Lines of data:
▼
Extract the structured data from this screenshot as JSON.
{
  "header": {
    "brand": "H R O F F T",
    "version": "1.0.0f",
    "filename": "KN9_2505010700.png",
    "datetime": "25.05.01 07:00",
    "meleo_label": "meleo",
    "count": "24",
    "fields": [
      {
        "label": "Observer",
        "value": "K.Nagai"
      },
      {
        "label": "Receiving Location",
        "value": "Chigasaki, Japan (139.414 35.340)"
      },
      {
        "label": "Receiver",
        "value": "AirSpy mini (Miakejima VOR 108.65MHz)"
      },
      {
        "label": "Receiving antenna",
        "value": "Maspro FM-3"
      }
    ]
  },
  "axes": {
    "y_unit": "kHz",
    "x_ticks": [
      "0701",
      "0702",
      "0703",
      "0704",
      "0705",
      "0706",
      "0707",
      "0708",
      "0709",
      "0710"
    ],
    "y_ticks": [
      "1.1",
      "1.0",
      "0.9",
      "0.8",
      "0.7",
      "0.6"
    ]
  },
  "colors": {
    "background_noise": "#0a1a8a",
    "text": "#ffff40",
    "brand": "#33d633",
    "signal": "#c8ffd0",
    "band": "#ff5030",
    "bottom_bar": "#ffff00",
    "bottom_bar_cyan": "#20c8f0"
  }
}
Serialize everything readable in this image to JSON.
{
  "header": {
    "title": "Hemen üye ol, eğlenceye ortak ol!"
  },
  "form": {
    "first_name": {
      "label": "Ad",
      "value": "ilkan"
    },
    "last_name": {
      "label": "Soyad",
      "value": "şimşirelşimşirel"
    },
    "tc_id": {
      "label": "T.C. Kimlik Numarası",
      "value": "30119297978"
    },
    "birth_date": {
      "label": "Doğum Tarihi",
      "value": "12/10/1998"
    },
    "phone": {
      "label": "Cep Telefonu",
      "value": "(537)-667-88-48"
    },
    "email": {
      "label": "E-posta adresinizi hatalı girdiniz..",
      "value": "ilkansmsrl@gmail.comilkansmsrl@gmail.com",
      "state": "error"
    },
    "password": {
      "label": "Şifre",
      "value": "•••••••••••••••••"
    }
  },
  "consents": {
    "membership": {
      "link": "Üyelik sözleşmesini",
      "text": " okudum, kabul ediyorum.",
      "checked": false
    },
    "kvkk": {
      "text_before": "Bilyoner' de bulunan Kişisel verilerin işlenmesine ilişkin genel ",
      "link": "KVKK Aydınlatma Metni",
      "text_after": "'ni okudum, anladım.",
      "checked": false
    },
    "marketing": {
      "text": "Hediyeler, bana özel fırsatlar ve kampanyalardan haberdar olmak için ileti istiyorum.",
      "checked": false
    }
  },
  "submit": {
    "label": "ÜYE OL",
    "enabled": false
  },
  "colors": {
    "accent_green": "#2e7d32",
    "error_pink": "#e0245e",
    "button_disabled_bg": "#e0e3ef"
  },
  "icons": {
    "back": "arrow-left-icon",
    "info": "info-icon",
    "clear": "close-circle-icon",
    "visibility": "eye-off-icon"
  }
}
▲
* GOAL
The lines above should be duplicated exactly.

* CORRECT OUTPUT
Extract the structured data from this screenshot as JSON.
{
  "header": {
    "brand": "H R O F F T",
    "version": "1.0.0f",
    "filename": "KN9_2505010700.png",
    "datetime": "25.05.01 07:00",
    "meleo_label": "meleo",
    "count": "24",
    "fields": [
      {
        "label": "Observer",
        "value": "K.Nagai"
      },
      {
        "label": "Receiving Location",
        "value": "Chigasaki, Japan (139.414 35.340)"
      },
      {
        "label": "Receiver",
        "value": "AirSpy mini (Miakejima VOR 108.65MHz)"
      },
      {
        "label": "Receiving antenna",
        "value": "Maspro FM-3"
      }
    ]
  },
  "axes": {
    "y_unit": "kHz",
    "x_ticks": [
      "0701",
      "0702",
      "0703",
      "0704",
      "0705",
      "0706",
      "0707",
      "0708",
      "0709",
      "0710"
    ],
    "y_ticks": [
      "1.1",
      "1.0",
      "0.9",
      "0.8",
      "0.7",
      "0.6"
    ]
  },
  "colors": {
    "background_noise": "#0a1a8a",
    "text": "#ffff40",
    "brand": "#33d633",
    "signal": "#c8ffd0",
    "band": "#ff5030",
    "bottom_bar": "#ffff00",
    "bottom_bar_cyan": "#20c8f0"
  }
}
Serialize everything readable in this image to JSON.
{
  "header": {
    "title": "Hemen üye ol, eğlenceye ortak ol!"
  },
  "form": {
    "first_name": {
      "label": "Ad",
      "value": "ilkan"
    },
    "last_name": {
      "label": "Soyad",
      "value": "şimşirelşimşirel"
    },
    "tc_id": {
      "label": "T.C. Kimlik Numarası",
      "value": "30119297978"
    },
    "birth_date": {
      "label": "Doğum Tarihi",
      "value": "12/10/1998"
    },
    "phone": {
      "label": "Cep Telefonu",
      "value": "(537)-667-88-48"
    },
    "email": {
      "label": "E-posta adresinizi hatalı girdiniz..",
      "value": "ilkansmsrl@gmail.comilkansmsrl@gmail.com",
      "state": "error"
    },
    "password": {
      "label": "Şifre",
      "value": "•••••••••••••••••"
    }
  },
  "consents": {
    "membership": {
      "link": "Üyelik sözleşmesini",
      "text": " okudum, kabul ediyorum.",
      "checked": false
    },
    "kvkk": {
      "text_before": "Bilyoner' de bulunan Kişisel verilerin işlenmesine ilişkin genel ",
      "link": "KVKK Aydınlatma Metni",
      "text_after": "'ni okudum, anladım.",
      "checked": false
    },
    "marketing": {
      "text": "Hediyeler, bana özel fırsatlar ve kampanyalardan haberdar olmak için ileti istiyorum.",
      "checked": false
    }
  },
  "submit": {
    "label": "ÜYE OL",
    "enabled": false
  },
  "colors": {
    "accent_green": "#2e7d32",
    "error_pink": "#e0245e",
    "button_disabled_bg": "#e0e3ef"
  },
  "icons": {
    "back": "arrow-left-icon",
    "info": "info-icon",
    "clear": "close-circle-icon",
    "visibility": "eye-off-icon"
  }
}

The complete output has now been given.